▸ Goal
Exactly as they appear, output all of the entries.

▸ Records
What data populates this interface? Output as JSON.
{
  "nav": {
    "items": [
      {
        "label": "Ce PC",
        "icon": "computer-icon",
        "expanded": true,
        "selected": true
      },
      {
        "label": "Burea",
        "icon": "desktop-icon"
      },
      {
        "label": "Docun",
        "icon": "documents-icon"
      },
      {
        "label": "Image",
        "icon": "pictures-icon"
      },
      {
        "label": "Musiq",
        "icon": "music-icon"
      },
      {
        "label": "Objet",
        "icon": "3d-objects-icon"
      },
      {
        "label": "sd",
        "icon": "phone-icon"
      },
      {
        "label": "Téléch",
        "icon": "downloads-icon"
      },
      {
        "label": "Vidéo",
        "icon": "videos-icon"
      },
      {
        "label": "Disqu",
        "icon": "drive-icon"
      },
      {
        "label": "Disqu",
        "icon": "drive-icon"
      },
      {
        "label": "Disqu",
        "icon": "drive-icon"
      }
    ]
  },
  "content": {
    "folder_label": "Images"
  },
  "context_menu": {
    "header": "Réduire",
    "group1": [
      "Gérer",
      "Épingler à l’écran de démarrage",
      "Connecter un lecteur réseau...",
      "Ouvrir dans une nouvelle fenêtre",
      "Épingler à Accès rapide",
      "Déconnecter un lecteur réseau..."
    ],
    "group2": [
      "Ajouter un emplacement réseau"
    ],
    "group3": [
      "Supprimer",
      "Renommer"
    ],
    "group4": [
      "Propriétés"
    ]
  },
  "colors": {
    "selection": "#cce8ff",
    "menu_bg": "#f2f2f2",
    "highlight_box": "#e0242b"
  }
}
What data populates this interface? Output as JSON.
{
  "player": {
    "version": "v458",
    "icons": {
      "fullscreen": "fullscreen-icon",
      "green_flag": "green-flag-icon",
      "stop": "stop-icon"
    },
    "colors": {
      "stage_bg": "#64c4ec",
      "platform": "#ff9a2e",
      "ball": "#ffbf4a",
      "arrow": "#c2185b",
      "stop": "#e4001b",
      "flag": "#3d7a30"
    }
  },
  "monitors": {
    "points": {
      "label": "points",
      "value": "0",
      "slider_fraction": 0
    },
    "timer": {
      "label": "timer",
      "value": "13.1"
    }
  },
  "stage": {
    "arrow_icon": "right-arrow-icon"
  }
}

▸ Written response
What data populates this interface? Output as JSON.
{
  "nav": {
    "items": [
      {
        "label": "Ce PC",
        "icon": "computer-icon",
        "expanded": true,
        "selected": true
      },
      {
        "label": "Burea",
        "icon": "desktop-icon"
      },
      {
        "label": "Docun",
        "icon": "documents-icon"
      },
      {
        "label": "Image",
        "icon": "pictures-icon"
      },
      {
        "label": "Musiq",
        "icon": "music-icon"
      },
      {
        "label": "Objet",
        "icon": "3d-objects-icon"
      },
      {
        "label": "sd",
        "icon": "phone-icon"
      },
      {
        "label": "Téléch",
        "icon": "downloads-icon"
      },
      {
        "label": "Vidéo",
        "icon": "videos-icon"
      },
      {
        "label": "Disqu",
        "icon": "drive-icon"
      },
      {
        "label": "Disqu",
        "icon": "drive-icon"
      },
      {
        "label": "Disqu",
        "icon": "drive-icon"
      }
    ]
  },
  "content": {
    "folder_label": "Images"
  },
  "context_menu": {
    "header": "Réduire",
    "group1": [
      "Gérer",
      "Épingler à l’écran de démarrage",
      "Connecter un lecteur réseau...",
      "Ouvrir dans une nouvelle fenêtre",
      "Épingler à Accès rapide",
      "Déconnecter un lecteur réseau..."
    ],
    "group2": [
      "Ajouter un emplacement réseau"
    ],
    "group3": [
      "Supprimer",
      "Renommer"
    ],
    "group4": [
      "Propriétés"
    ]
  },
  "colors": {
    "selection": "#cce8ff",
    "menu_bg": "#f2f2f2",
    "highlight_box": "#e0242b"
  }
}
What data populates this interface? Output as JSON.
{
  "player": {
    "version": "v458",
    "icons": {
      "fullscreen": "fullscreen-icon",
      "green_flag": "green-flag-icon",
      "stop": "stop-icon"
    },
    "colors": {
      "stage_bg": "#64c4ec",
      "platform": "#ff9a2e",
      "ball": "#ffbf4a",
      "arrow": "#c2185b",
      "stop": "#e4001b",
      "flag": "#3d7a30"
    }
  },
  "monitors": {
    "points": {
      "label": "points",
      "value": "0",
      "slider_fraction": 0
    },
    "timer": {
      "label": "timer",
      "value": "13.1"
    }
  },
  "stage": {
    "arrow_icon": "right-arrow-icon"
  }
}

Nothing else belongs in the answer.